The problem:
Show all lines that include the string "color"; copy each one.

Material provided:
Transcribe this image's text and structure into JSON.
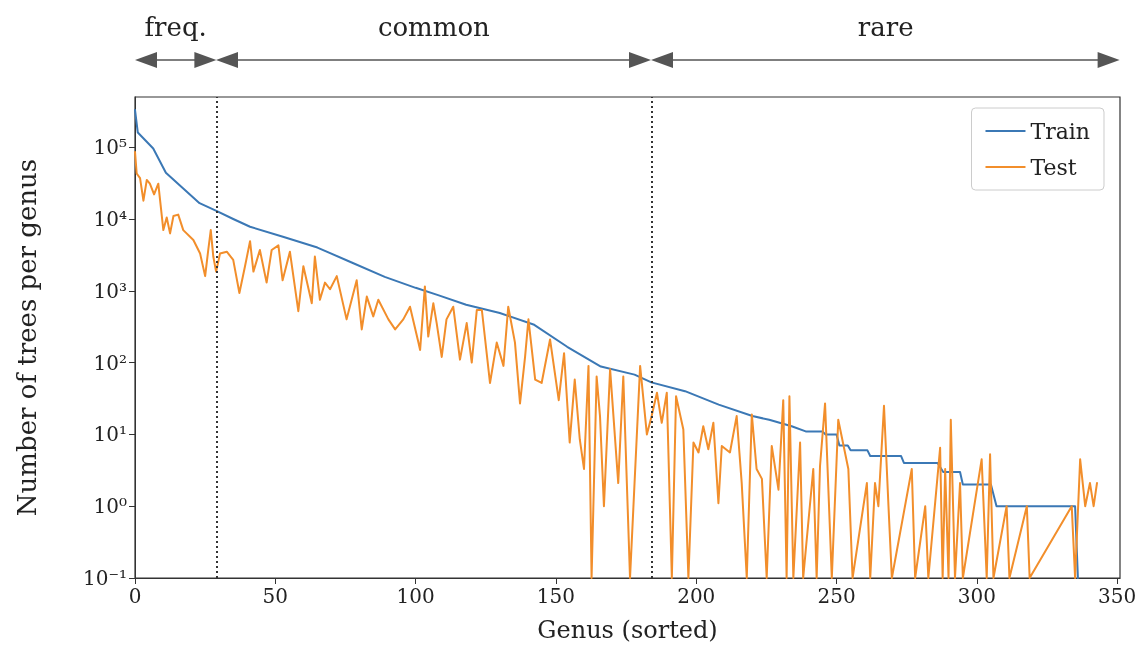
{
  "chart_data": {
    "type": "line",
    "xlabel": "Genus (sorted)",
    "ylabel": "Number of trees per genus",
    "xlim": [
      0,
      351
    ],
    "xticks": [
      0,
      50,
      100,
      150,
      200,
      250,
      300,
      350
    ],
    "ylim": [
      0.1,
      500000
    ],
    "log": "y",
    "yticks": [
      {
        "value": 0.1,
        "label": "10⁻¹"
      },
      {
        "value": 1,
        "label": "10⁰"
      },
      {
        "value": 10,
        "label": "10¹"
      },
      {
        "value": 100,
        "label": "10²"
      },
      {
        "value": 1000,
        "label": "10³"
      },
      {
        "value": 10000,
        "label": "10⁴"
      },
      {
        "value": 100000,
        "label": "10⁵"
      }
    ],
    "grid": false,
    "legend": "top right",
    "line_style": "solid",
    "marker": "none",
    "ref_lines": [
      {
        "axis": "x",
        "value": 29,
        "color": "#333333",
        "line_style": "dotted"
      },
      {
        "axis": "x",
        "value": 184,
        "color": "#333333",
        "line_style": "dotted"
      }
    ],
    "annotations": [
      "freq.",
      "common",
      "rare"
    ],
    "series": [
      {
        "name": "Train",
        "color": "#3b78b5",
        "x": [
          0,
          1,
          6.5,
          11,
          17,
          23,
          29,
          35,
          41,
          53,
          65,
          77,
          89,
          100,
          108,
          118,
          130,
          142,
          154,
          166,
          178,
          184,
          196,
          208,
          220,
          226,
          234,
          239,
          245,
          246,
          250,
          251,
          254,
          255,
          261,
          262,
          273,
          274,
          286,
          288,
          294,
          295,
          305,
          307,
          335,
          336
        ],
        "values": [
          330000,
          160000,
          96000,
          44000,
          27000,
          16600,
          13000,
          10000,
          7800,
          5600,
          4000,
          2500,
          1560,
          1100,
          870,
          640,
          490,
          340,
          166,
          88,
          68,
          53,
          40,
          26,
          18,
          16,
          13,
          11,
          11,
          10,
          10,
          7,
          7,
          6,
          6,
          5,
          5,
          4,
          4,
          3,
          3,
          2,
          2,
          1,
          1,
          0.1
        ]
      },
      {
        "name": "Test",
        "color": "#f28e2b",
        "x": [
          0,
          0.6,
          1.8,
          3,
          4.2,
          5.3,
          6.8,
          8.3,
          10.1,
          11.3,
          12.5,
          13.7,
          15.4,
          17.2,
          20.8,
          23.2,
          25,
          26.1,
          27,
          27.9,
          28.9,
          30.3,
          32.7,
          35,
          37.2,
          39.2,
          41,
          42.2,
          44.5,
          46.9,
          48.7,
          51.1,
          52.6,
          55.2,
          58.2,
          60,
          63,
          64.1,
          65.9,
          67.7,
          69.5,
          71.9,
          75.4,
          79,
          80.8,
          82.6,
          84.9,
          86.7,
          90.3,
          92.7,
          95.6,
          98,
          101,
          101.6,
          103.3,
          104.5,
          106.3,
          107.5,
          109.3,
          111,
          113.4,
          115.8,
          118.2,
          120,
          121.8,
          123.6,
          126.5,
          128.9,
          131.3,
          133,
          135.4,
          137.2,
          139,
          140.2,
          142.6,
          144.9,
          147.9,
          151,
          152.9,
          154.9,
          156.7,
          158.5,
          160,
          161.6,
          162.7,
          164.5,
          165.7,
          167.1,
          169.3,
          172.2,
          174,
          176.4,
          180,
          182.4,
          184.1,
          186,
          187.7,
          189.5,
          191.3,
          192.8,
          195.4,
          197.2,
          199,
          200.8,
          202.5,
          204.3,
          206.1,
          207.9,
          209.1,
          212,
          214.4,
          216.2,
          218,
          219.8,
          221.5,
          223.4,
          225.1,
          226.9,
          229.3,
          231,
          232.2,
          233.2,
          234.6,
          237,
          238.1,
          241.7,
          242.9,
          244.1,
          245.9,
          248.3,
          250.6,
          254.2,
          255.7,
          260.8,
          262,
          263.7,
          264.9,
          266.9,
          268.5,
          269.7,
          276.8,
          278,
          281.6,
          282.7,
          286.9,
          287.8,
          288.7,
          289.9,
          290.7,
          292.2,
          294,
          295,
          301.7,
          303.5,
          304.7,
          305.9,
          310.6,
          311.6,
          317.8,
          318.8,
          333.8,
          335,
          336.8,
          338.6,
          340.3,
          341.6,
          342.8
        ],
        "values": [
          86000,
          43000,
          37000,
          18000,
          35000,
          31000,
          22000,
          31000,
          7000,
          10500,
          6300,
          11000,
          11500,
          7000,
          5100,
          3300,
          1600,
          3700,
          7000,
          3000,
          1850,
          3300,
          3500,
          2700,
          930,
          2200,
          4900,
          1850,
          3700,
          1300,
          3700,
          4300,
          1400,
          3500,
          520,
          2200,
          670,
          3000,
          750,
          1300,
          1050,
          1600,
          400,
          1400,
          290,
          830,
          440,
          750,
          400,
          290,
          400,
          600,
          190,
          150,
          1150,
          230,
          670,
          355,
          120,
          400,
          600,
          110,
          355,
          100,
          540,
          540,
          52,
          190,
          90,
          600,
          190,
          27,
          120,
          400,
          58,
          52,
          210,
          30,
          135,
          7.7,
          58,
          8.5,
          3.3,
          90,
          0.1,
          64,
          18,
          1,
          81,
          2.1,
          64,
          0.1,
          90,
          10,
          18,
          38,
          14.5,
          38,
          0.1,
          34,
          11.7,
          0.1,
          7.7,
          5.6,
          13,
          6.2,
          14.5,
          1.1,
          6.9,
          5.6,
          18,
          2.1,
          0.1,
          19,
          3.3,
          2.4,
          0.1,
          6.9,
          1.7,
          30,
          0.1,
          34,
          0.1,
          7.7,
          0.1,
          3.3,
          0.1,
          3.6,
          27,
          0.1,
          16,
          3.3,
          0.1,
          2.1,
          0.1,
          2.1,
          1,
          25,
          1,
          0.1,
          3.3,
          0.1,
          1,
          0.1,
          6.5,
          0.1,
          3.3,
          0.1,
          16,
          0.1,
          2.1,
          0.1,
          4.5,
          0.1,
          5.3,
          0.1,
          1,
          0.1,
          1,
          0.1,
          1,
          0.1,
          4.5,
          1,
          2.1,
          1,
          2.1
        ]
      }
    ]
  }
}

Solution:
        "color": "#333333",
        "color": "#333333",
        "color": "#3b78b5",
        "color": "#f28e2b",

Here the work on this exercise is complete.